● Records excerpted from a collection
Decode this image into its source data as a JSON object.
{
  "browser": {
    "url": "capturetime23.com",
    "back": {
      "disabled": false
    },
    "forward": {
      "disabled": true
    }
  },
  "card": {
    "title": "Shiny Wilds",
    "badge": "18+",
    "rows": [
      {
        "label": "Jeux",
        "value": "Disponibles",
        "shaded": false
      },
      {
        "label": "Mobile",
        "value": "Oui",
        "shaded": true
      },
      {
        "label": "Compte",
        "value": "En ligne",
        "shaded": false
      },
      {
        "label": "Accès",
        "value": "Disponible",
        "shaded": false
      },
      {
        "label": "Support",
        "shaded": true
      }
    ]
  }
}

==

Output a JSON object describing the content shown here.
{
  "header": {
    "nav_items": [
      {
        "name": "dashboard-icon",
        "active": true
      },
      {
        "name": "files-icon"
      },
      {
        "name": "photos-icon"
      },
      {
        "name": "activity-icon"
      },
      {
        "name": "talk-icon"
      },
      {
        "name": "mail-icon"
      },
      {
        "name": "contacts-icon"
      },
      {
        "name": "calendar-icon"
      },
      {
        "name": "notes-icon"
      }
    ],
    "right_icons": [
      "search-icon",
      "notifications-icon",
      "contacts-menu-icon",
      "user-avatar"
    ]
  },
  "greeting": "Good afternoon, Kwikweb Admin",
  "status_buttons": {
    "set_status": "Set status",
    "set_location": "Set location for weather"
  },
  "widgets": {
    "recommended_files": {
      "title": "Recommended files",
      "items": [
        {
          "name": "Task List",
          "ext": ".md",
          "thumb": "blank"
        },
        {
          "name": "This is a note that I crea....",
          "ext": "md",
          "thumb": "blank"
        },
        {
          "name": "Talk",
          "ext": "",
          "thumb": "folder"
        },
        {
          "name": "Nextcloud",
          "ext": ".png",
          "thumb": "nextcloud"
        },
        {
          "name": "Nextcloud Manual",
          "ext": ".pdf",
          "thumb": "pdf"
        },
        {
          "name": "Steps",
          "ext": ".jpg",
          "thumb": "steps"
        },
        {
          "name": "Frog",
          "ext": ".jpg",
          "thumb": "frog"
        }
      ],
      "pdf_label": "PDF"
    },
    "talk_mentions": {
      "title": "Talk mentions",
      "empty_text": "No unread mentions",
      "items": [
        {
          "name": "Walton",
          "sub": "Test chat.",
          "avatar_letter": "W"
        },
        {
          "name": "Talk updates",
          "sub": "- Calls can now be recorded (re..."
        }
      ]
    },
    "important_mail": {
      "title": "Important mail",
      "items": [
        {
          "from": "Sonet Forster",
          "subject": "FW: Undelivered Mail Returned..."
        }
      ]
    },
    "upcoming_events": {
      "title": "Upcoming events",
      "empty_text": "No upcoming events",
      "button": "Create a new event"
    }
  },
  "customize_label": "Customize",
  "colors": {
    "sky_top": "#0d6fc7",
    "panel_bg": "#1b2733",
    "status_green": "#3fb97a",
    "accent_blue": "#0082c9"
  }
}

● Problem to work on
Pull out every line containing "contacts".

● Result of this exercise
        "name": "contacts-icon"
      "contacts-menu-icon",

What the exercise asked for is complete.